• Set problem
Each record below is to be reproduced without any change.

+++

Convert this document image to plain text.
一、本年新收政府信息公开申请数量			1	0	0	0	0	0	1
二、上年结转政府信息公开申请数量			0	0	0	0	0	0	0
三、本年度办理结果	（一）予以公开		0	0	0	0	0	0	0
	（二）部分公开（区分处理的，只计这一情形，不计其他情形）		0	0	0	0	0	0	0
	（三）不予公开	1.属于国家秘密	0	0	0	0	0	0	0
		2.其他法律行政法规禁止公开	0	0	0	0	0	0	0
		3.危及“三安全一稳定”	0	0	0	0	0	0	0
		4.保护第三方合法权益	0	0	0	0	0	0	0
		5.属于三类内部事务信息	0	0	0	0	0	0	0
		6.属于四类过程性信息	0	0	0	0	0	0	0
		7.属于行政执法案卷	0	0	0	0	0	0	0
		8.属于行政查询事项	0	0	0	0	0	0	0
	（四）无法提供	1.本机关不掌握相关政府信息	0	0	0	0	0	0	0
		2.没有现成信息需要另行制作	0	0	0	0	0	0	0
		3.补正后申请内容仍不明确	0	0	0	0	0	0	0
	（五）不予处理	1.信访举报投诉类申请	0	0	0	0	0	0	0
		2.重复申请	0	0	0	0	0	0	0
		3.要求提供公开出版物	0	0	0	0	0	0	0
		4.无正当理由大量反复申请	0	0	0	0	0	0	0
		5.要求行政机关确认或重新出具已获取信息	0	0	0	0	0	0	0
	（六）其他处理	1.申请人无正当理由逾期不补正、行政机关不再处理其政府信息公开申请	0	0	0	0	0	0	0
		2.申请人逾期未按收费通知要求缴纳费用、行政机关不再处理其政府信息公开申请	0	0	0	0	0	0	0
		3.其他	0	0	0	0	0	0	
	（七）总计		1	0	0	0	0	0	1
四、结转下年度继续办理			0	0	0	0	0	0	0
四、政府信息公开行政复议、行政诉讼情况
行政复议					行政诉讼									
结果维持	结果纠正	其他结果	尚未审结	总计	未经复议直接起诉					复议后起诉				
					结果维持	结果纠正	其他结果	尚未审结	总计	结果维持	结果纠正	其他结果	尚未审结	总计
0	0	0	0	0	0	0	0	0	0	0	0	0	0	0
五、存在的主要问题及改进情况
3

+++

• Task answer
Convert this document image to plain text.
一、本年新收政府信息公开申请数量			1	0	0	0	0	0	1
二、上年结转政府信息公开申请数量			0	0	0	0	0	0	0
三、本年度办理结果	（一）予以公开		0	0	0	0	0	0	0
	（二）部分公开（区分处理的，只计这一情形，不计其他情形）		0	0	0	0	0	0	0
	（三）不予公开	1.属于国家秘密	0	0	0	0	0	0	0
		2.其他法律行政法规禁止公开	0	0	0	0	0	0	0
		3.危及“三安全一稳定”	0	0	0	0	0	0	0
		4.保护第三方合法权益	0	0	0	0	0	0	0
		5.属于三类内部事务信息	0	0	0	0	0	0	0
		6.属于四类过程性信息	0	0	0	0	0	0	0
		7.属于行政执法案卷	0	0	0	0	0	0	0
		8.属于行政查询事项	0	0	0	0	0	0	0
	（四）无法提供	1.本机关不掌握相关政府信息	0	0	0	0	0	0	0
		2.没有现成信息需要另行制作	0	0	0	0	0	0	0
		3.补正后申请内容仍不明确	0	0	0	0	0	0	0
	（五）不予处理	1.信访举报投诉类申请	0	0	0	0	0	0	0
		2.重复申请	0	0	0	0	0	0	0
		3.要求提供公开出版物	0	0	0	0	0	0	0
		4.无正当理由大量反复申请	0	0	0	0	0	0	0
		5.要求行政机关确认或重新出具已获取信息	0	0	0	0	0	0	0
	（六）其他处理	1.申请人无正当理由逾期不补正、行政机关不再处理其政府信息公开申请	0	0	0	0	0	0	0
		2.申请人逾期未按收费通知要求缴纳费用、行政机关不再处理其政府信息公开申请	0	0	0	0	0	0	0
		3.其他	0	0	0	0	0	0	
	（七）总计		1	0	0	0	0	0	1
四、结转下年度继续办理			0	0	0	0	0	0	0
四、政府信息公开行政复议、行政诉讼情况
行政复议					行政诉讼									
结果维持	结果纠正	其他结果	尚未审结	总计	未经复议直接起诉					复议后起诉				
					结果维持	结果纠正	其他结果	尚未审结	总计	结果维持	结果纠正	其他结果	尚未审结	总计
0	0	0	0	0	0	0	0	0	0	0	0	0	0	0
五、存在的主要问题及改进情况
3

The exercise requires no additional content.